SUPPLIED DATA:
______________________________

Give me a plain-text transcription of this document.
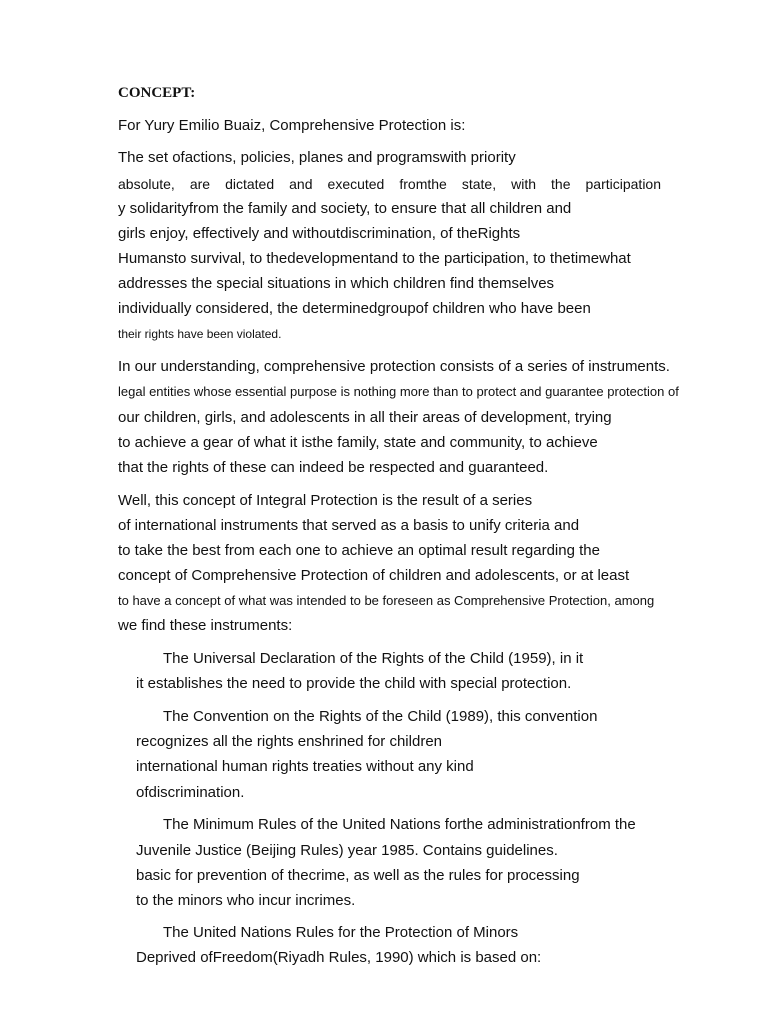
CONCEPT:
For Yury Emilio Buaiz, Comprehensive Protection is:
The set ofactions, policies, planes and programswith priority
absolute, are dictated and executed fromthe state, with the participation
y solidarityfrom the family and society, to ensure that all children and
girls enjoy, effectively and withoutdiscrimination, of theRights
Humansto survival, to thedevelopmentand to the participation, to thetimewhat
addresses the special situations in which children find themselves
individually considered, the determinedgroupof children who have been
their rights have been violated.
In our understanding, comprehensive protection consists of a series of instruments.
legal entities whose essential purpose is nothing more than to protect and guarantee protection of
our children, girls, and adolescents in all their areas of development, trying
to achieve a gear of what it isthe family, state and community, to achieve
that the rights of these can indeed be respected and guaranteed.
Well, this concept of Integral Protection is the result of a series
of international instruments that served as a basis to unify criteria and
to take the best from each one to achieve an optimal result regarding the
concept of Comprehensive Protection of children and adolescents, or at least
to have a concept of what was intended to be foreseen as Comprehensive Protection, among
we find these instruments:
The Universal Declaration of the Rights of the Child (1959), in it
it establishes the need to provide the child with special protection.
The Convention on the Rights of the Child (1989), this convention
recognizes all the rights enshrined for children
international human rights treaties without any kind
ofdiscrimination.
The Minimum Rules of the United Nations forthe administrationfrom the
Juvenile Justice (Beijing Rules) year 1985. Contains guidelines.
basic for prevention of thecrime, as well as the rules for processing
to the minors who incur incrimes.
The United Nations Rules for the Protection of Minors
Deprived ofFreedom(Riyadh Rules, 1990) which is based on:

______________________________

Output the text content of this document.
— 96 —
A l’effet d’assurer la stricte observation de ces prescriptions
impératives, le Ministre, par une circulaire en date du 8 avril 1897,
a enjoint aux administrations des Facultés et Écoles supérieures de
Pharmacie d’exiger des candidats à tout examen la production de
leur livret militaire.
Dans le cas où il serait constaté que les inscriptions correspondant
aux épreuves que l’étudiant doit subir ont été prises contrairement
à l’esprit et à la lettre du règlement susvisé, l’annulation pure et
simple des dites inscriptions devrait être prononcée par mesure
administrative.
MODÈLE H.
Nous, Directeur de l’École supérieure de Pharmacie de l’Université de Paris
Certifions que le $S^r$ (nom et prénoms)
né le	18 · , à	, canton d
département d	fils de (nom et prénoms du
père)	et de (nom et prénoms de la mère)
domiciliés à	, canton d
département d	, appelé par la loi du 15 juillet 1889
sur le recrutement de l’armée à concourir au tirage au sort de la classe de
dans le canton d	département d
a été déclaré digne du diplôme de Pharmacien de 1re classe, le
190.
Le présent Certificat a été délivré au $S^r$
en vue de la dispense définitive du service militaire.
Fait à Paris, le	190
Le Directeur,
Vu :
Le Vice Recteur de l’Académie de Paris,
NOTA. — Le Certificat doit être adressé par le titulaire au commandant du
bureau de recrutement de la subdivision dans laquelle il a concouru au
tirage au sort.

______________________________

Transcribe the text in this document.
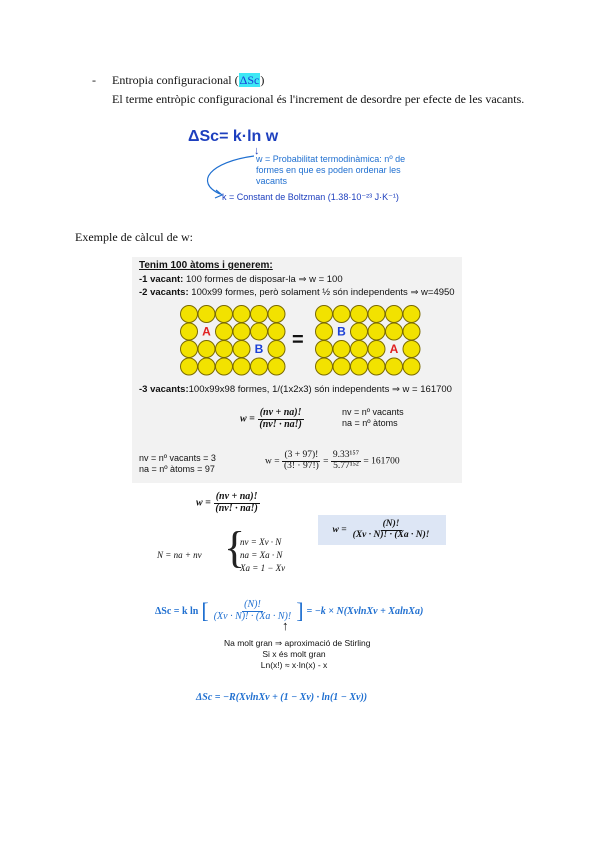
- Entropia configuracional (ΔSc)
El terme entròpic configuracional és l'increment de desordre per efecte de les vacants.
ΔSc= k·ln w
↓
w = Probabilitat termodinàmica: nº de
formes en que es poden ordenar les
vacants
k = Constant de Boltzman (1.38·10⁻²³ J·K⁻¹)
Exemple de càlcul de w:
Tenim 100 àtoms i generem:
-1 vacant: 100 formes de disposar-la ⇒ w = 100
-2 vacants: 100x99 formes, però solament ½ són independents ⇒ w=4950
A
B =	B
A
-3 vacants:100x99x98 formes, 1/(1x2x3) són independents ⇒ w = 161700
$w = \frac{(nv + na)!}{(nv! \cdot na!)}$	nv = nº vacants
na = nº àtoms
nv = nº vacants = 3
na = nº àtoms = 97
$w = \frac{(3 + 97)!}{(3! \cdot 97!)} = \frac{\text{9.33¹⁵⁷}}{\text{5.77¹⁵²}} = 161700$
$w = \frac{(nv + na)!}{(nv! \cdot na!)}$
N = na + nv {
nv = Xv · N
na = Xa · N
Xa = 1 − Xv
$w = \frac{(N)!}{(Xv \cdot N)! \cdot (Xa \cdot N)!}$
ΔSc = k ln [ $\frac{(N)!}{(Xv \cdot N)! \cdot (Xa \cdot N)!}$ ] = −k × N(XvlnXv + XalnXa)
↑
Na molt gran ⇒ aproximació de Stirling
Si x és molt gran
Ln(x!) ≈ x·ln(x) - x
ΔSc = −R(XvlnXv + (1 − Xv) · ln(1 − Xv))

______________________________

OBJECTIVE: Filter the listing above for the string "Paris" and copy every matching line.

TASK RESPONSE:
Nous, Directeur de l’École supérieure de Pharmacie de l’Université de Paris
Fait à Paris, le	190
Le Vice Recteur de l’Académie de Paris,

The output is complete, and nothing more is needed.